— Exercise objective —
Find how many lines of the listing below include the word "type", then report the number by itself.

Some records
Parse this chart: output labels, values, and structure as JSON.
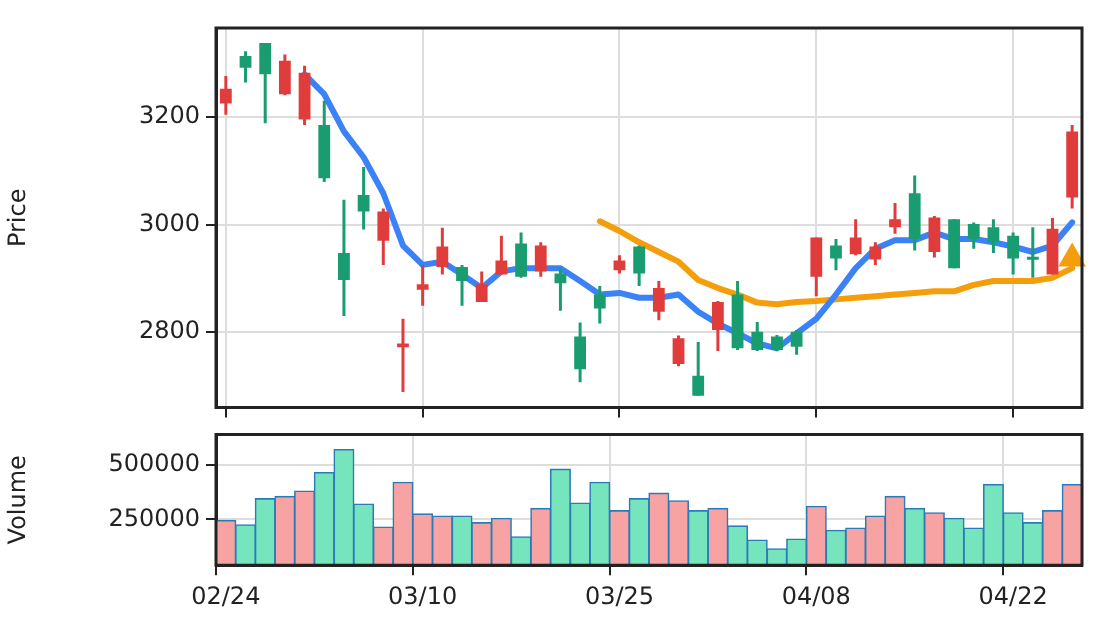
{
  "chart_data": [
    {
      "type": "candlestick",
      "ylabel": "Price",
      "categories": [
        null,
        null,
        null,
        null,
        null,
        null,
        null,
        null,
        null,
        null,
        null,
        null,
        null,
        null,
        null,
        null,
        null,
        null,
        null,
        null,
        null,
        null,
        null,
        null,
        null,
        null,
        null,
        null,
        null,
        null,
        null,
        null,
        null,
        null,
        null,
        null,
        null,
        null,
        null,
        null,
        null,
        null,
        null,
        null
      ],
      "ohlc": [
        [
          3225,
          3276,
          3204,
          3252
        ],
        [
          3313,
          3322,
          3264,
          3291
        ],
        [
          3337,
          3337,
          3188,
          3279
        ],
        [
          3242,
          3316,
          3240,
          3304
        ],
        [
          3195,
          3295,
          3185,
          3282
        ],
        [
          3185,
          3230,
          3079,
          3086
        ],
        [
          2947,
          3046,
          2830,
          2897
        ],
        [
          3055,
          3107,
          2991,
          3024
        ],
        [
          2970,
          3030,
          2925,
          3024
        ],
        [
          2772,
          2825,
          2689,
          2779
        ],
        [
          2879,
          2925,
          2849,
          2889
        ],
        [
          2921,
          2994,
          2907,
          2959
        ],
        [
          2921,
          2925,
          2849,
          2895
        ],
        [
          2856,
          2913,
          2856,
          2889
        ],
        [
          2907,
          2979,
          2907,
          2933
        ],
        [
          2965,
          2985,
          2901,
          2903
        ],
        [
          2913,
          2967,
          2903,
          2961
        ],
        [
          2909,
          2919,
          2840,
          2891
        ],
        [
          2792,
          2818,
          2707,
          2731
        ],
        [
          2870,
          2886,
          2816,
          2844
        ],
        [
          2915,
          2943,
          2909,
          2933
        ],
        [
          2959,
          2961,
          2886,
          2909
        ],
        [
          2838,
          2895,
          2822,
          2882
        ],
        [
          2741,
          2794,
          2737,
          2789
        ],
        [
          2719,
          2782,
          2682,
          2682
        ],
        [
          2804,
          2858,
          2765,
          2856
        ],
        [
          2870,
          2895,
          2767,
          2770
        ],
        [
          2801,
          2819,
          2765,
          2767
        ],
        [
          2792,
          2795,
          2765,
          2767
        ],
        [
          2801,
          2804,
          2758,
          2773
        ],
        [
          2903,
          2976,
          2867,
          2976
        ],
        [
          2961,
          2973,
          2915,
          2937
        ],
        [
          2945,
          3010,
          2943,
          2976
        ],
        [
          2935,
          2967,
          2925,
          2959
        ],
        [
          2995,
          3040,
          2983,
          3010
        ],
        [
          3058,
          3091,
          2952,
          2973
        ],
        [
          2949,
          3016,
          2939,
          3013
        ],
        [
          3010,
          3010,
          2919,
          2919
        ],
        [
          3001,
          3004,
          2955,
          2973
        ],
        [
          2995,
          3010,
          2947,
          2967
        ],
        [
          2979,
          2985,
          2907,
          2937
        ],
        [
          2940,
          2995,
          2901,
          2935
        ],
        [
          2907,
          3012,
          2907,
          2992
        ],
        [
          3050,
          3185,
          3030,
          3173
        ]
      ],
      "colors": [
        "#e03c3c",
        "#189c70",
        "#189c70",
        "#e03c3c",
        "#e03c3c",
        "#189c70",
        "#189c70",
        "#189c70",
        "#e03c3c",
        "#e03c3c",
        "#e03c3c",
        "#e03c3c",
        "#189c70",
        "#e03c3c",
        "#e03c3c",
        "#189c70",
        "#e03c3c",
        "#189c70",
        "#189c70",
        "#189c70",
        "#e03c3c",
        "#189c70",
        "#e03c3c",
        "#e03c3c",
        "#189c70",
        "#e03c3c",
        "#189c70",
        "#189c70",
        "#189c70",
        "#189c70",
        "#e03c3c",
        "#189c70",
        "#e03c3c",
        "#e03c3c",
        "#e03c3c",
        "#189c70",
        "#e03c3c",
        "#189c70",
        "#189c70",
        "#189c70",
        "#189c70",
        "#189c70",
        "#e03c3c",
        "#e03c3c"
      ],
      "series": [
        {
          "type": "line",
          "color": "#3b82f6",
          "values": [
            null,
            null,
            null,
            null,
            3279,
            3242,
            3173,
            3125,
            3058,
            2961,
            2925,
            2931,
            2907,
            2882,
            2913,
            2919,
            2919,
            2919,
            2895,
            2870,
            2873,
            2864,
            2864,
            2870,
            2838,
            2816,
            2798,
            2779,
            2770,
            2798,
            2825,
            2870,
            2919,
            2955,
            2971,
            2971,
            2985,
            2973,
            2973,
            2967,
            2959,
            2949,
            2961,
            3004
          ]
        },
        {
          "type": "line",
          "color": "#f59e0b",
          "values": [
            null,
            null,
            null,
            null,
            null,
            null,
            null,
            null,
            null,
            null,
            null,
            null,
            null,
            null,
            null,
            null,
            null,
            null,
            null,
            3006,
            2988,
            2967,
            2949,
            2931,
            2897,
            2882,
            2870,
            2855,
            2852,
            2856,
            2858,
            2861,
            2864,
            2867,
            2870,
            2873,
            2876,
            2876,
            2888,
            2895,
            2895,
            2895,
            2901,
            2919
          ]
        },
        {
          "type": "scatter",
          "marker": "triangle",
          "color": "#f59e0b",
          "values": [
            null,
            null,
            null,
            null,
            null,
            null,
            null,
            null,
            null,
            null,
            null,
            null,
            null,
            null,
            null,
            null,
            null,
            null,
            null,
            null,
            null,
            null,
            null,
            null,
            null,
            null,
            null,
            null,
            null,
            null,
            null,
            null,
            null,
            null,
            null,
            null,
            null,
            null,
            null,
            null,
            null,
            null,
            null,
            2937
          ]
        }
      ],
      "ylim": [
        2660,
        3365
      ],
      "yticks": [
        2800,
        3000,
        3200
      ],
      "grid": true,
      "tick_labels": "y"
    },
    {
      "type": "bar",
      "ylabel": "Volume",
      "categories": [
        "02/24",
        null,
        null,
        null,
        null,
        null,
        null,
        null,
        null,
        null,
        "03/10",
        null,
        null,
        null,
        null,
        null,
        null,
        null,
        null,
        null,
        "03/25",
        null,
        null,
        null,
        null,
        null,
        null,
        null,
        null,
        null,
        "04/08",
        null,
        null,
        null,
        null,
        null,
        null,
        null,
        null,
        null,
        "04/22",
        null,
        null,
        null
      ],
      "values": [
        245000,
        225000,
        345000,
        355000,
        380000,
        465000,
        570000,
        320000,
        215000,
        420000,
        275000,
        265000,
        265000,
        235000,
        255000,
        170000,
        300000,
        480000,
        325000,
        420000,
        290000,
        345000,
        370000,
        335000,
        290000,
        300000,
        220000,
        155000,
        115000,
        160000,
        310000,
        200000,
        210000,
        265000,
        355000,
        300000,
        280000,
        255000,
        210000,
        410000,
        280000,
        235000,
        290000,
        410000
      ],
      "colors": [
        "#f7a3a3",
        "#76e4bd",
        "#76e4bd",
        "#f7a3a3",
        "#f7a3a3",
        "#76e4bd",
        "#76e4bd",
        "#76e4bd",
        "#f7a3a3",
        "#f7a3a3",
        "#f7a3a3",
        "#f7a3a3",
        "#76e4bd",
        "#f7a3a3",
        "#f7a3a3",
        "#76e4bd",
        "#f7a3a3",
        "#76e4bd",
        "#76e4bd",
        "#76e4bd",
        "#f7a3a3",
        "#76e4bd",
        "#f7a3a3",
        "#f7a3a3",
        "#76e4bd",
        "#f7a3a3",
        "#76e4bd",
        "#76e4bd",
        "#76e4bd",
        "#76e4bd",
        "#f7a3a3",
        "#76e4bd",
        "#f7a3a3",
        "#f7a3a3",
        "#f7a3a3",
        "#76e4bd",
        "#f7a3a3",
        "#76e4bd",
        "#76e4bd",
        "#76e4bd",
        "#76e4bd",
        "#76e4bd",
        "#f7a3a3",
        "#f7a3a3"
      ],
      "ylim": [
        40000,
        640000
      ],
      "yticks": [
        250000,
        500000
      ],
      "grid": true
    }
  ]
}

— Solution —
5